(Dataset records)
━━━

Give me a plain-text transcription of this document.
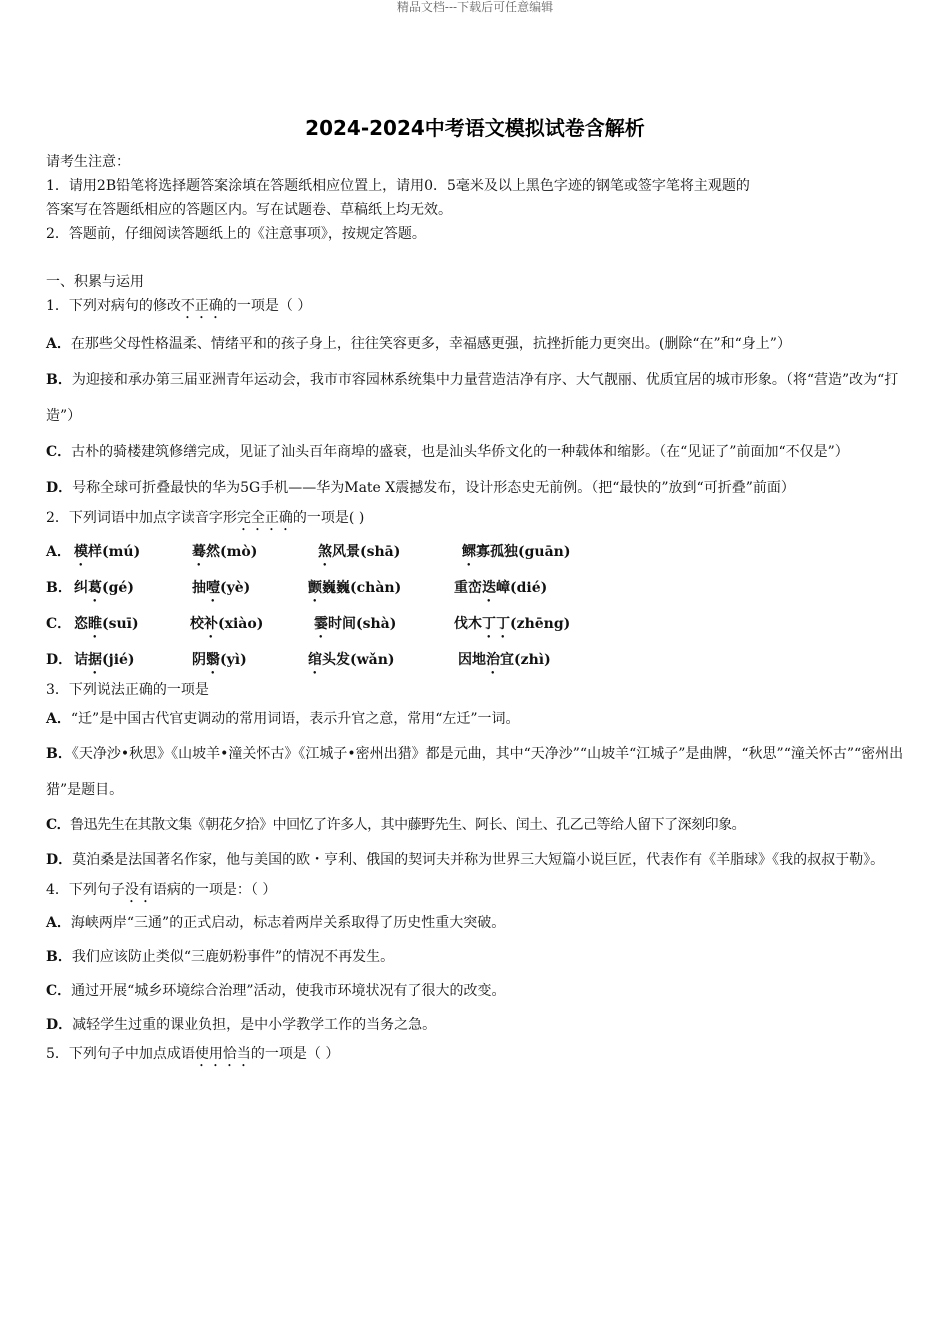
精品文档---下载后可任意编辑
2024-2024中考语文模拟试卷含解析
请考生注意：
1．请用2B铅笔将选择题答案涂填在答题纸相应位置上，请用0．5毫米及以上黑色字迹的钢笔或签字笔将主观题的
答案写在答题纸相应的答题区内。写在试题卷、草稿纸上均无效。
2．答题前，仔细阅读答题纸上的《注意事项》，按规定答题。
一、积累与运用
1．下列对病句的修改不正确的一项是（ ）
A．在那些父母性格温柔、情绪平和的孩子身上，往往笑容更多，幸福感更强，抗挫折能力更突出。(删除“在”和“身上”）
B．为迎接和承办第三届亚洲青年运动会，我市市容园林系统集中力量营造洁净有序、大气靓丽、优质宜居的城市形象。（将“营造”改为“打造”）
C．古朴的骑楼建筑修缮完成，见证了汕头百年商埠的盛衰，也是汕头华侨文化的一种载体和缩影。（在“见证了”前面加“不仅是”）
D．号称全球可折叠最快的华为5G手机——华为Mate X震撼发布，设计形态史无前例。（把“最快的”放到“可折叠”前面）
2．下列词语中加点字读音字形完全正确的一项是( )
A． 模样(mú)	蓦然(mò)	煞风景(shā)	鳏寡孤独(guān)
B． 纠葛(gé)	抽噎(yè)	颤巍巍(chàn)	重峦迭嶂(dié)
C． 恣睢(suī)	校补(xiào)	霎时间(shà)	伐木丁丁(zhēng)
D． 诘据(jié)	阴翳(yì)	绾头发(wǎn)	因地治宜(zhì)
3．下列说法正确的一项是
A．“迁”是中国古代官吏调动的常用词语，表示升官之意，常用“左迁”一词。
B．《天净沙•秋思》《山坡羊•潼关怀古》《江城子•密州出猎》都是元曲，其中“天净沙”“山坡羊“江城子”是曲牌，“秋思”“潼关怀古”“密州出猎”是题目。
C．鲁迅先生在其散文集《朝花夕拾》中回忆了许多人，其中藤野先生、阿长、闰土、孔乙己等给人留下了深刻印象。
D．莫泊桑是法国著名作家，他与美国的欧・亨利、俄国的契诃夫并称为世界三大短篇小说巨匠，代表作有《羊脂球》《我的叔叔于勒》。
4．下列句子没有语病的一项是：（ ）
A．海峡两岸“三通”的正式启动，标志着两岸关系取得了历史性重大突破。
B．我们应该防止类似“三鹿奶粉事件”的情况不再发生。
C．通过开展“城乡环境综合治理”活动，使我市环境状况有了很大的改变。
D．减轻学生过重的课业负担，是中小学教学工作的当务之急。
5．下列句子中加点成语使用恰当的一项是（ ）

━━━

» **Problem details**
Output every entry word for word, but omit the pictures.

» **Response to this task**
Give me a plain-text transcription of this document.
精品文档---下载后可任意编辑
2024-2024中考语文模拟试卷含解析
请考生注意：
1．请用2B铅笔将选择题答案涂填在答题纸相应位置上，请用0．5毫米及以上黑色字迹的钢笔或签字笔将主观题的
答案写在答题纸相应的答题区内。写在试题卷、草稿纸上均无效。
2．答题前，仔细阅读答题纸上的《注意事项》，按规定答题。
一、积累与运用
1．下列对病句的修改不正确的一项是（ ）
A．在那些父母性格温柔、情绪平和的孩子身上，往往笑容更多，幸福感更强，抗挫折能力更突出。(删除“在”和“身上”）
B．为迎接和承办第三届亚洲青年运动会，我市市容园林系统集中力量营造洁净有序、大气靓丽、优质宜居的城市形象。（将“营造”改为“打造”）
C．古朴的骑楼建筑修缮完成，见证了汕头百年商埠的盛衰，也是汕头华侨文化的一种载体和缩影。（在“见证了”前面加“不仅是”）
D．号称全球可折叠最快的华为5G手机——华为Mate X震撼发布，设计形态史无前例。（把“最快的”放到“可折叠”前面）
2．下列词语中加点字读音字形完全正确的一项是( )
A． 模样(mú)	蓦然(mò)	煞风景(shā)	鳏寡孤独(guān)
B． 纠葛(gé)	抽噎(yè)	颤巍巍(chàn)	重峦迭嶂(dié)
C． 恣睢(suī)	校补(xiào)	霎时间(shà)	伐木丁丁(zhēng)
D． 诘据(jié)	阴翳(yì)	绾头发(wǎn)	因地治宜(zhì)
3．下列说法正确的一项是
A．“迁”是中国古代官吏调动的常用词语，表示升官之意，常用“左迁”一词。
B．《天净沙•秋思》《山坡羊•潼关怀古》《江城子•密州出猎》都是元曲，其中“天净沙”“山坡羊“江城子”是曲牌，“秋思”“潼关怀古”“密州出猎”是题目。
C．鲁迅先生在其散文集《朝花夕拾》中回忆了许多人，其中藤野先生、阿长、闰土、孔乙己等给人留下了深刻印象。
D．莫泊桑是法国著名作家，他与美国的欧・亨利、俄国的契诃夫并称为世界三大短篇小说巨匠，代表作有《羊脂球》《我的叔叔于勒》。
4．下列句子没有语病的一项是：（ ）
A．海峡两岸“三通”的正式启动，标志着两岸关系取得了历史性重大突破。
B．我们应该防止类似“三鹿奶粉事件”的情况不再发生。
C．通过开展“城乡环境综合治理”活动，使我市环境状况有了很大的改变。
D．减轻学生过重的课业负担，是中小学教学工作的当务之急。
5．下列句子中加点成语使用恰当的一项是（ ）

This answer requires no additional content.